== Task objective ==
Print the records' lines verbatim, starting with the line that contains "- divider-thick: [42, 625, 967, 637]" and stopping after the line that contains "- note-text: No".

== Information shown ==
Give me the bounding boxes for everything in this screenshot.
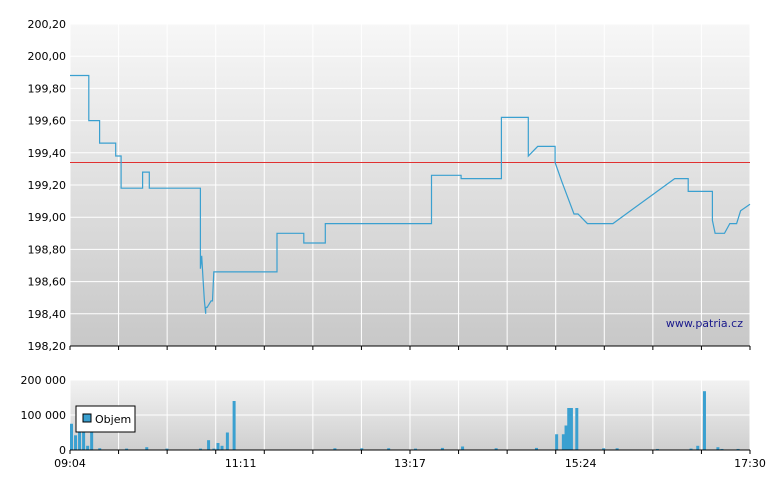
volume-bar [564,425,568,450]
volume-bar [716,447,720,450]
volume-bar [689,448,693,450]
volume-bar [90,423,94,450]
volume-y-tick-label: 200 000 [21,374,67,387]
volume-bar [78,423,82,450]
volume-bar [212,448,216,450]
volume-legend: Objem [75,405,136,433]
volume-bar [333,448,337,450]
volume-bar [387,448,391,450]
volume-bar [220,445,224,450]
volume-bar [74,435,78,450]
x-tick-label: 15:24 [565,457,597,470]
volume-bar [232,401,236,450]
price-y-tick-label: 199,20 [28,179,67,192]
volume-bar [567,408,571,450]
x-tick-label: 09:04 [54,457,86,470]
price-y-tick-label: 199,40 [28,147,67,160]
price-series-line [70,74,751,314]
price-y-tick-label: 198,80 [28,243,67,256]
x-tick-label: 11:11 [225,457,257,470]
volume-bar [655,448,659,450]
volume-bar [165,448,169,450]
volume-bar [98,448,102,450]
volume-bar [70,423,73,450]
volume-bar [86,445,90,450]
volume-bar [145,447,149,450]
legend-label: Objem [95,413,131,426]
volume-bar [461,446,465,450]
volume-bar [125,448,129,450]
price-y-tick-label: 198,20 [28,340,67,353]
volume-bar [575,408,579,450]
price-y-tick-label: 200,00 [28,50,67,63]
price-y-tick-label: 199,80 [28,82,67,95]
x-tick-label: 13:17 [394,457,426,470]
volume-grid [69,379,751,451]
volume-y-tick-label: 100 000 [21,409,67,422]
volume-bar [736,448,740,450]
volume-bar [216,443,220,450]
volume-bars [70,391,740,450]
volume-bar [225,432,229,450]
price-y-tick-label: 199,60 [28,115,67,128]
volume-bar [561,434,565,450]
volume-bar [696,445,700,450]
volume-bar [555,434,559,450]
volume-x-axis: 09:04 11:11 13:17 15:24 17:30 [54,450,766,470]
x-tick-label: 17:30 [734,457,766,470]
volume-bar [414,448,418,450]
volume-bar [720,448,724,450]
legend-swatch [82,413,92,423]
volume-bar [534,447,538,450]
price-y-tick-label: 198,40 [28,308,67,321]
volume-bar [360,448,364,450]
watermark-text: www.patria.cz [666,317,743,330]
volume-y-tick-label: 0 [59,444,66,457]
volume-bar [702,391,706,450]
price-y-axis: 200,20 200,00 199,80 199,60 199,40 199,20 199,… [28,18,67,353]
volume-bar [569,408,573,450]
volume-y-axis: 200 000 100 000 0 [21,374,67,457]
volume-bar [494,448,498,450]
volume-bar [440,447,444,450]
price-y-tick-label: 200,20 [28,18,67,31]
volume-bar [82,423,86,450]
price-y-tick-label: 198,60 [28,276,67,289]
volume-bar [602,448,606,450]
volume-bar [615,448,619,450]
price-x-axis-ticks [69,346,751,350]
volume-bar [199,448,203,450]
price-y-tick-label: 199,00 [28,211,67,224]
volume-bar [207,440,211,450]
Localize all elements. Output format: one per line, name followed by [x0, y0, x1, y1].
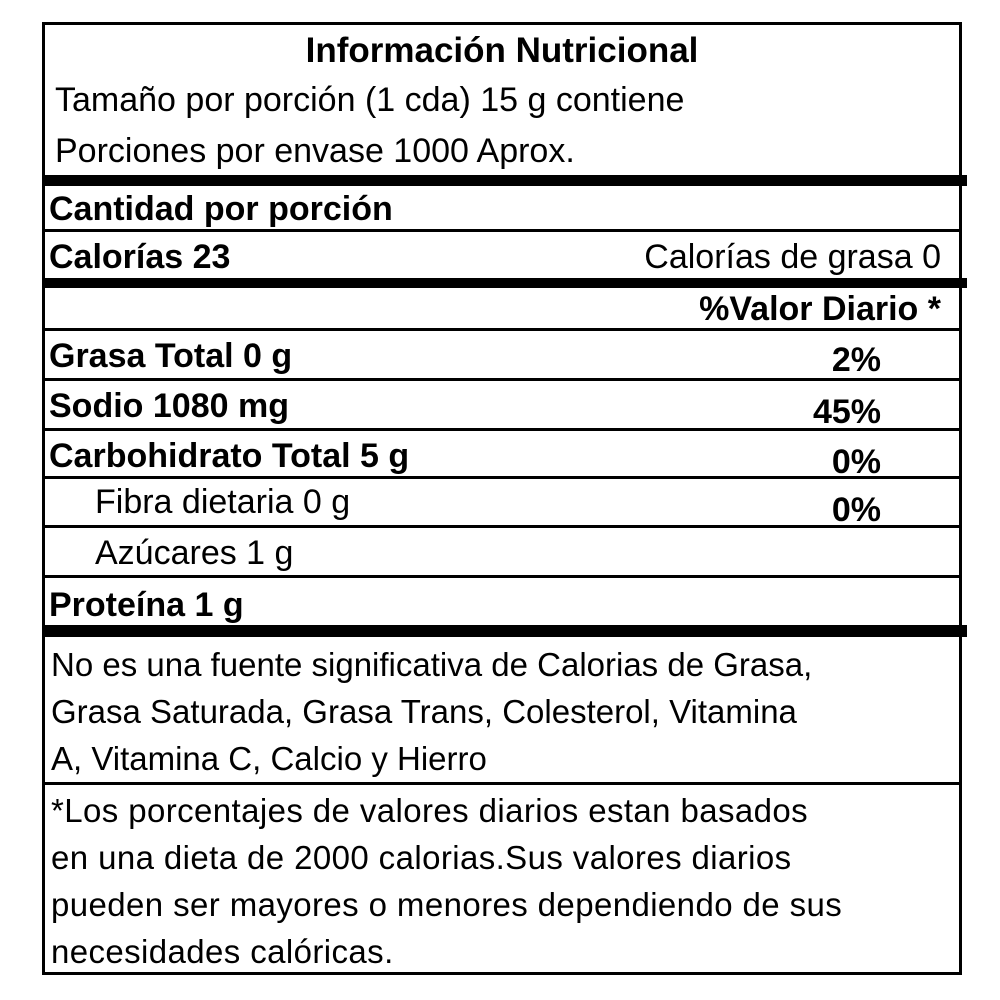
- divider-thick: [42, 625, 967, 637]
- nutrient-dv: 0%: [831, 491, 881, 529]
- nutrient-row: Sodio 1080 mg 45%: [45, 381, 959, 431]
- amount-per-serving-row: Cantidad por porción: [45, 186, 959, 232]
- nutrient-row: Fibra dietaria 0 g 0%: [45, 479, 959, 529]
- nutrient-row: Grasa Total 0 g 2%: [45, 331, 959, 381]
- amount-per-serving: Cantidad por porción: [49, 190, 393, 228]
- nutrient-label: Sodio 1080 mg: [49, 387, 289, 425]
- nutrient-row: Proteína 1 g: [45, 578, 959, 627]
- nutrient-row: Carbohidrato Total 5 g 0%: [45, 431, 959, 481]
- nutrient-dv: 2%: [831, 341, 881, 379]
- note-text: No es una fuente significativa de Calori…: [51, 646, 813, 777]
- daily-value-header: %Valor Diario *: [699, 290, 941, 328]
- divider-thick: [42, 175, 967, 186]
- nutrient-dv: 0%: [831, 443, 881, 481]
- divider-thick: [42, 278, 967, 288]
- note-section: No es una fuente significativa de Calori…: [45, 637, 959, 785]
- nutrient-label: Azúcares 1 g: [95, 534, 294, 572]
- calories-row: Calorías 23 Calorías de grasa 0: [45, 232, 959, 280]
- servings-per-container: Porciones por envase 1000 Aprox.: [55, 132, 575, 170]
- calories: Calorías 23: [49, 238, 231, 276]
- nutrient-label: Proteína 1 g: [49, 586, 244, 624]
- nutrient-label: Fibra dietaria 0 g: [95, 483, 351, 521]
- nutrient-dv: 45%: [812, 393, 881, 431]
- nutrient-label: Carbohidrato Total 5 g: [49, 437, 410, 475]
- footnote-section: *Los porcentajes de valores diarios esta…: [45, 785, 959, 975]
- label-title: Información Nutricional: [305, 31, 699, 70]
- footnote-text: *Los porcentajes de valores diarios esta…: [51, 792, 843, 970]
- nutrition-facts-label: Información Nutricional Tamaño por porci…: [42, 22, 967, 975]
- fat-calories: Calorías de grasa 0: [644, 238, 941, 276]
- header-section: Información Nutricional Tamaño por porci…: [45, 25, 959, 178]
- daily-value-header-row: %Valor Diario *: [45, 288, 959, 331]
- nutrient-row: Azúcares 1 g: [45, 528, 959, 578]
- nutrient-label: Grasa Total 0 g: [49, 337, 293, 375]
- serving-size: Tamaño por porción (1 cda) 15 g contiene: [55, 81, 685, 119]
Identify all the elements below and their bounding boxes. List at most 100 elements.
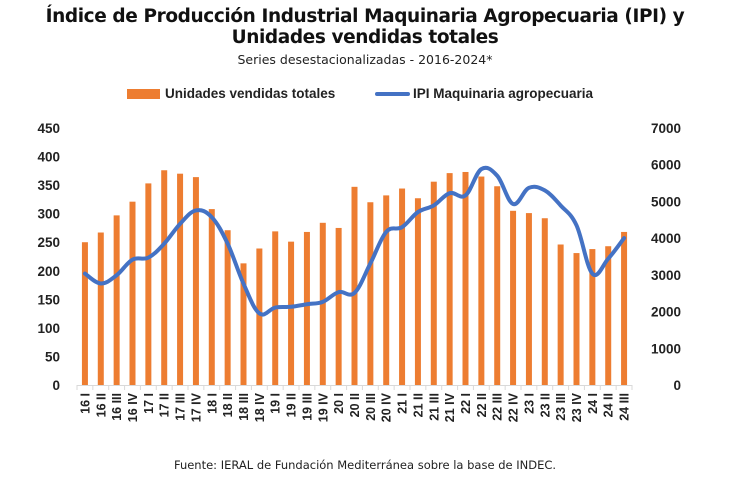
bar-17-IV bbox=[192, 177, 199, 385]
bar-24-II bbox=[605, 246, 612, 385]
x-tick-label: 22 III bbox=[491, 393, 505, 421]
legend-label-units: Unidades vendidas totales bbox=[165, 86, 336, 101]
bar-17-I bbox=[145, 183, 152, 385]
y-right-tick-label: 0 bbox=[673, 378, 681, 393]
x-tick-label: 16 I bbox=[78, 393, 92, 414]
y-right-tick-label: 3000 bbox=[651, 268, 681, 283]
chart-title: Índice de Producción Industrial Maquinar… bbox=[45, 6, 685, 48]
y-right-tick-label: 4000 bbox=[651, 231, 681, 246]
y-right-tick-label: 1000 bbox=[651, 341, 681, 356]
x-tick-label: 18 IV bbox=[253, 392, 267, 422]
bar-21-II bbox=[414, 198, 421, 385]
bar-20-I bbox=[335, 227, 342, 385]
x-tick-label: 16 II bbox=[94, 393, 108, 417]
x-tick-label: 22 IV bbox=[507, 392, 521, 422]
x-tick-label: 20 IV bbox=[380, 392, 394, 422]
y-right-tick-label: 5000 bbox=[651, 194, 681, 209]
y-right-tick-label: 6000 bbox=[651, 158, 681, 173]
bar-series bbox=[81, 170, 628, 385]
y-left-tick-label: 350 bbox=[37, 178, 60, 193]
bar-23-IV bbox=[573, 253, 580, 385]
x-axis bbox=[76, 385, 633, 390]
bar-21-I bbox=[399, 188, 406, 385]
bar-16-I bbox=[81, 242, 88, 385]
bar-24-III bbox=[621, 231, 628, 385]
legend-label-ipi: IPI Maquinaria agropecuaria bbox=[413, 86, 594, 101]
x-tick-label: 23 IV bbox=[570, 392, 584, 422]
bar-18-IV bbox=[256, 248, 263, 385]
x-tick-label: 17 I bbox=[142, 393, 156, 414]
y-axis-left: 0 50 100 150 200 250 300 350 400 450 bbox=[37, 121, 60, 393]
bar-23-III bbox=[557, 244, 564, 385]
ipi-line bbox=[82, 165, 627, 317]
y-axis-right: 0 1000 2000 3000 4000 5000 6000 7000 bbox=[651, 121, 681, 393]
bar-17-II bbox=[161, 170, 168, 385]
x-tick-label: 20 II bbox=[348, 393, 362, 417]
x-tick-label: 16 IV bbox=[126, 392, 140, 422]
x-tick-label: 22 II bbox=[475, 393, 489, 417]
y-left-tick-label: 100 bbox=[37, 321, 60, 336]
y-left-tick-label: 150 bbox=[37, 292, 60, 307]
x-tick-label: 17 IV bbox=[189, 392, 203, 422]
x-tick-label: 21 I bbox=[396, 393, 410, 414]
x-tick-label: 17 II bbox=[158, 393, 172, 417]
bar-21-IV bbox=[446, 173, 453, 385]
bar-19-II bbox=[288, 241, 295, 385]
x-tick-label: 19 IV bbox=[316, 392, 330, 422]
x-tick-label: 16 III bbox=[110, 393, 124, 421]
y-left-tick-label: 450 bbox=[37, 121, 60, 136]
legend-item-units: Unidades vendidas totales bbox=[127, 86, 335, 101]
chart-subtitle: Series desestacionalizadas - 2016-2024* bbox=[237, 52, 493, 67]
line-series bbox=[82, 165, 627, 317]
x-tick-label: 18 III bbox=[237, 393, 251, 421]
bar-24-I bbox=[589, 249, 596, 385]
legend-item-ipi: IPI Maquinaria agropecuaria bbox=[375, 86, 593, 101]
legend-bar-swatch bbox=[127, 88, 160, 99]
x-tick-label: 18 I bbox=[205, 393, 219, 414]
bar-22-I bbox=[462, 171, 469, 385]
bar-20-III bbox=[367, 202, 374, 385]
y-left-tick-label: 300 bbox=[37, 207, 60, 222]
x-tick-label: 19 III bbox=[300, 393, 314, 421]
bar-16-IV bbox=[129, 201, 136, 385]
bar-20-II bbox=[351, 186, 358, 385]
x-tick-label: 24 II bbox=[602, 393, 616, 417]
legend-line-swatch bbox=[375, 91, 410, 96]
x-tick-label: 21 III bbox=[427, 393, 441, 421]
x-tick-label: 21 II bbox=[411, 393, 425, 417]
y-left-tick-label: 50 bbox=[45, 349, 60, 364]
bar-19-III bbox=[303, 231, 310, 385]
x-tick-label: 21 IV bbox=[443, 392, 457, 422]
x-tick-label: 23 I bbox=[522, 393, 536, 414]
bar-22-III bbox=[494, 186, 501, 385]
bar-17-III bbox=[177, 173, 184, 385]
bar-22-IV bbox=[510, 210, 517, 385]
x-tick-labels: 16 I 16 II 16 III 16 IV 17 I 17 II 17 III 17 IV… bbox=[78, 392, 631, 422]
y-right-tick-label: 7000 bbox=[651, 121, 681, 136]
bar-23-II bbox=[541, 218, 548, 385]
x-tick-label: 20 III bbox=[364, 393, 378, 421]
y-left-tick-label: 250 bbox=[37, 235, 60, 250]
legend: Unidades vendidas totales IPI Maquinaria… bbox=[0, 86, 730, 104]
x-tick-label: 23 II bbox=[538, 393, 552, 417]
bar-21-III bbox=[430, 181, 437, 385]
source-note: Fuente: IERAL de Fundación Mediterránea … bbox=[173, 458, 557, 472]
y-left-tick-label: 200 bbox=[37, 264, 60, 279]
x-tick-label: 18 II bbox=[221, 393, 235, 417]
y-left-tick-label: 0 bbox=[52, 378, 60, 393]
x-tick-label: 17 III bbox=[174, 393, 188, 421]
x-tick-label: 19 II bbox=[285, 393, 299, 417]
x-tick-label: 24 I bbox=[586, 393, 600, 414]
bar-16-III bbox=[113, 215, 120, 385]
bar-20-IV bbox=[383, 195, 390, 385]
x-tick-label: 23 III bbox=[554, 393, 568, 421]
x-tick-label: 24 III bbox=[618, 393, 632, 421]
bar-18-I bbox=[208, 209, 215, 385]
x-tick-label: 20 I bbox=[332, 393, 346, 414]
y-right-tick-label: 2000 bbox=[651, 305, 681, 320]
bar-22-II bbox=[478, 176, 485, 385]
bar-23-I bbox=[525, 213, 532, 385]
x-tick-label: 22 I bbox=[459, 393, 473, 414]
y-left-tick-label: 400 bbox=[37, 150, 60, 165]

== Finished answer ==
- divider-thick: [42, 625, 967, 637]
- nutrient-dv: 0%: [831, 491, 881, 529]
- nutrient-row: Sodio 1080 mg 45%: [45, 381, 959, 431]
- amount-per-serving-row: Cantidad por porción: [45, 186, 959, 232]
- nutrient-row: Fibra dietaria 0 g 0%: [45, 479, 959, 529]
- nutrient-row: Grasa Total 0 g 2%: [45, 331, 959, 381]
- amount-per-serving: Cantidad por porción: [49, 190, 393, 228]
- nutrient-label: Sodio 1080 mg: [49, 387, 289, 425]
- nutrient-row: Proteína 1 g: [45, 578, 959, 627]
- nutrient-row: Carbohidrato Total 5 g 0%: [45, 431, 959, 481]
- nutrient-dv: 2%: [831, 341, 881, 379]
- note-text: No es una fuente significativa de Calori…: [51, 646, 813, 777]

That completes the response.